:: SET TASK ::
Return every record below exactly as written, but leave out the pictures.

:: RECORDS TO USE ::
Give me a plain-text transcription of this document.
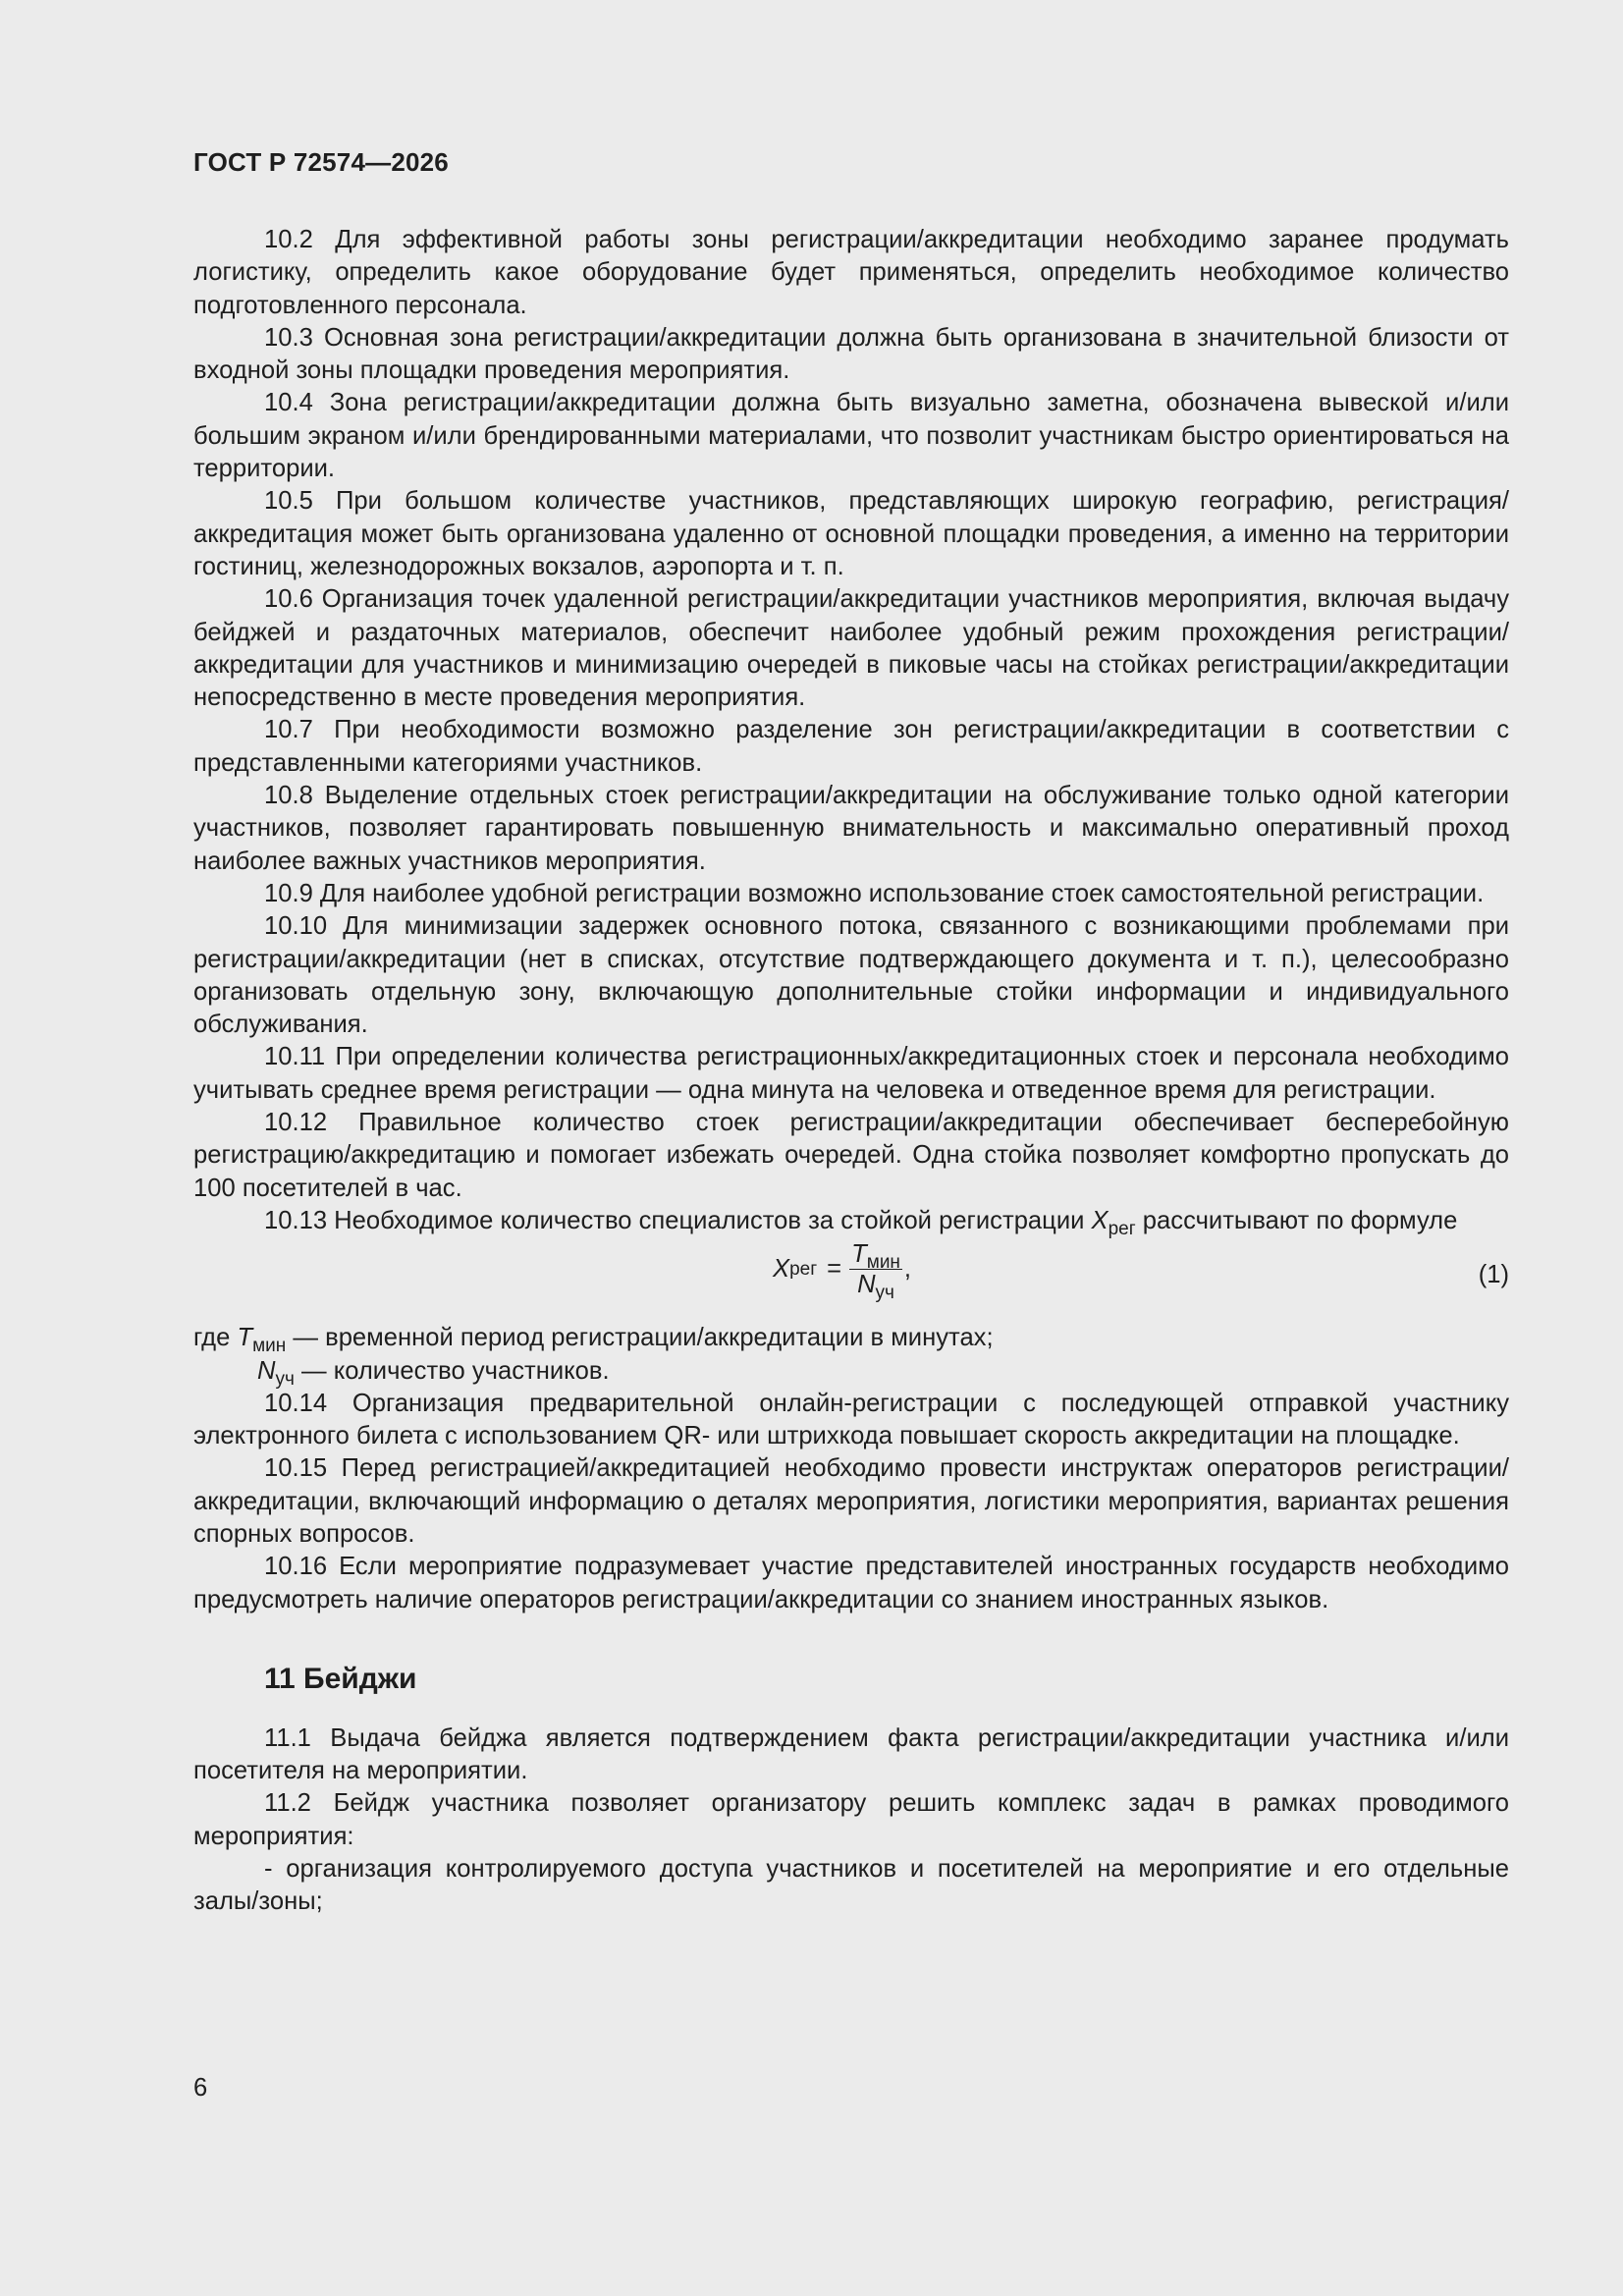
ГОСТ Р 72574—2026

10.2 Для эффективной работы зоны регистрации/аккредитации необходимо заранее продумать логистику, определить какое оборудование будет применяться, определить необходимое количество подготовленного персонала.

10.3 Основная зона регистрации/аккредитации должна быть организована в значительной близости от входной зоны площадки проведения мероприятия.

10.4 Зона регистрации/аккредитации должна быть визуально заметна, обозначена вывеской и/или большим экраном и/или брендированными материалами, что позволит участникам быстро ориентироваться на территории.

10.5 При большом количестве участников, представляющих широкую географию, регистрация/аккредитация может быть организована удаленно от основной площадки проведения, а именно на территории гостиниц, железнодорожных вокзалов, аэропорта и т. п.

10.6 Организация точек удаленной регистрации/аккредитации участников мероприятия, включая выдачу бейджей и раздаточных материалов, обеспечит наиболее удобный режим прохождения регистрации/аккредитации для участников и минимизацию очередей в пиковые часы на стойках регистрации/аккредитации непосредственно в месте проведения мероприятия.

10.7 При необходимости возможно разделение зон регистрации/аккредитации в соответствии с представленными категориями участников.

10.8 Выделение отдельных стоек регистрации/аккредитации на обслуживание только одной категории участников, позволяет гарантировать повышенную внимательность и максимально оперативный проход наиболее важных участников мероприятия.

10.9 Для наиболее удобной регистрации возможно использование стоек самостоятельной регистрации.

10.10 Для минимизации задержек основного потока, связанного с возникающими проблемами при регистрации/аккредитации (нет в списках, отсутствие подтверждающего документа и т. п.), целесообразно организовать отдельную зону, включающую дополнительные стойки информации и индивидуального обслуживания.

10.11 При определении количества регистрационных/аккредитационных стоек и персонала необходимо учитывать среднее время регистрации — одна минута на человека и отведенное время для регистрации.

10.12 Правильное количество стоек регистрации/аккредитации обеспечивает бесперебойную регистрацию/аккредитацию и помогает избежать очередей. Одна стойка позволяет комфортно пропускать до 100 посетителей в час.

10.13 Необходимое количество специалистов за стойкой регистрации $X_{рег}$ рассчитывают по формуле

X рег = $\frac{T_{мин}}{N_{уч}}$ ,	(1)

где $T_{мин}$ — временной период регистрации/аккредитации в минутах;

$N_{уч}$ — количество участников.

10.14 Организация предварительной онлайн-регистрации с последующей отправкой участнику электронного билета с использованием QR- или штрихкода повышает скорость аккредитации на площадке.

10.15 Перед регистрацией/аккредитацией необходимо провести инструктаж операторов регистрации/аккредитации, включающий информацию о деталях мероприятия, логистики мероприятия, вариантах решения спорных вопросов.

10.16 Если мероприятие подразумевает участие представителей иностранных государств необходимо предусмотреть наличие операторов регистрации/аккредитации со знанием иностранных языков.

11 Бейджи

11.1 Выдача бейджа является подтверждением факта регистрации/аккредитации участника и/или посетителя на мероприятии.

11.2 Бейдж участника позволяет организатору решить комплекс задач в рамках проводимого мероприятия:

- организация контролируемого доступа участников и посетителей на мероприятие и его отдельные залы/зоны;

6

:: OUTPUT OF THE EXERCISE ::
Give me a plain-text transcription of this document.
ГОСТ Р 72574—2026

10.2 Для эффективной работы зоны регистрации/аккредитации необходимо заранее продумать логистику, определить какое оборудование будет применяться, определить необходимое количество подготовленного персонала.

10.3 Основная зона регистрации/аккредитации должна быть организована в значительной близости от входной зоны площадки проведения мероприятия.

10.4 Зона регистрации/аккредитации должна быть визуально заметна, обозначена вывеской и/или большим экраном и/или брендированными материалами, что позволит участникам быстро ориентироваться на территории.

10.5 При большом количестве участников, представляющих широкую географию, регистрация/аккредитация может быть организована удаленно от основной площадки проведения, а именно на территории гостиниц, железнодорожных вокзалов, аэропорта и т. п.

10.6 Организация точек удаленной регистрации/аккредитации участников мероприятия, включая выдачу бейджей и раздаточных материалов, обеспечит наиболее удобный режим прохождения регистрации/аккредитации для участников и минимизацию очередей в пиковые часы на стойках регистрации/аккредитации непосредственно в месте проведения мероприятия.

10.7 При необходимости возможно разделение зон регистрации/аккредитации в соответствии с представленными категориями участников.

10.8 Выделение отдельных стоек регистрации/аккредитации на обслуживание только одной категории участников, позволяет гарантировать повышенную внимательность и максимально оперативный проход наиболее важных участников мероприятия.

10.9 Для наиболее удобной регистрации возможно использование стоек самостоятельной регистрации.

10.10 Для минимизации задержек основного потока, связанного с возникающими проблемами при регистрации/аккредитации (нет в списках, отсутствие подтверждающего документа и т. п.), целесообразно организовать отдельную зону, включающую дополнительные стойки информации и индивидуального обслуживания.

10.11 При определении количества регистрационных/аккредитационных стоек и персонала необходимо учитывать среднее время регистрации — одна минута на человека и отведенное время для регистрации.

10.12 Правильное количество стоек регистрации/аккредитации обеспечивает бесперебойную регистрацию/аккредитацию и помогает избежать очередей. Одна стойка позволяет комфортно пропускать до 100 посетителей в час.

10.13 Необходимое количество специалистов за стойкой регистрации $X_{рег}$ рассчитывают по формуле

X рег = $\frac{T_{мин}}{N_{уч}}$ ,	(1)

где $T_{мин}$ — временной период регистрации/аккредитации в минутах;

$N_{уч}$ — количество участников.

10.14 Организация предварительной онлайн-регистрации с последующей отправкой участнику электронного билета с использованием QR- или штрихкода повышает скорость аккредитации на площадке.

10.15 Перед регистрацией/аккредитацией необходимо провести инструктаж операторов регистрации/аккредитации, включающий информацию о деталях мероприятия, логистики мероприятия, вариантах решения спорных вопросов.

10.16 Если мероприятие подразумевает участие представителей иностранных государств необходимо предусмотреть наличие операторов регистрации/аккредитации со знанием иностранных языков.

11 Бейджи

11.1 Выдача бейджа является подтверждением факта регистрации/аккредитации участника и/или посетителя на мероприятии.

11.2 Бейдж участника позволяет организатору решить комплекс задач в рамках проводимого мероприятия:

- организация контролируемого доступа участников и посетителей на мероприятие и его отдельные залы/зоны;

6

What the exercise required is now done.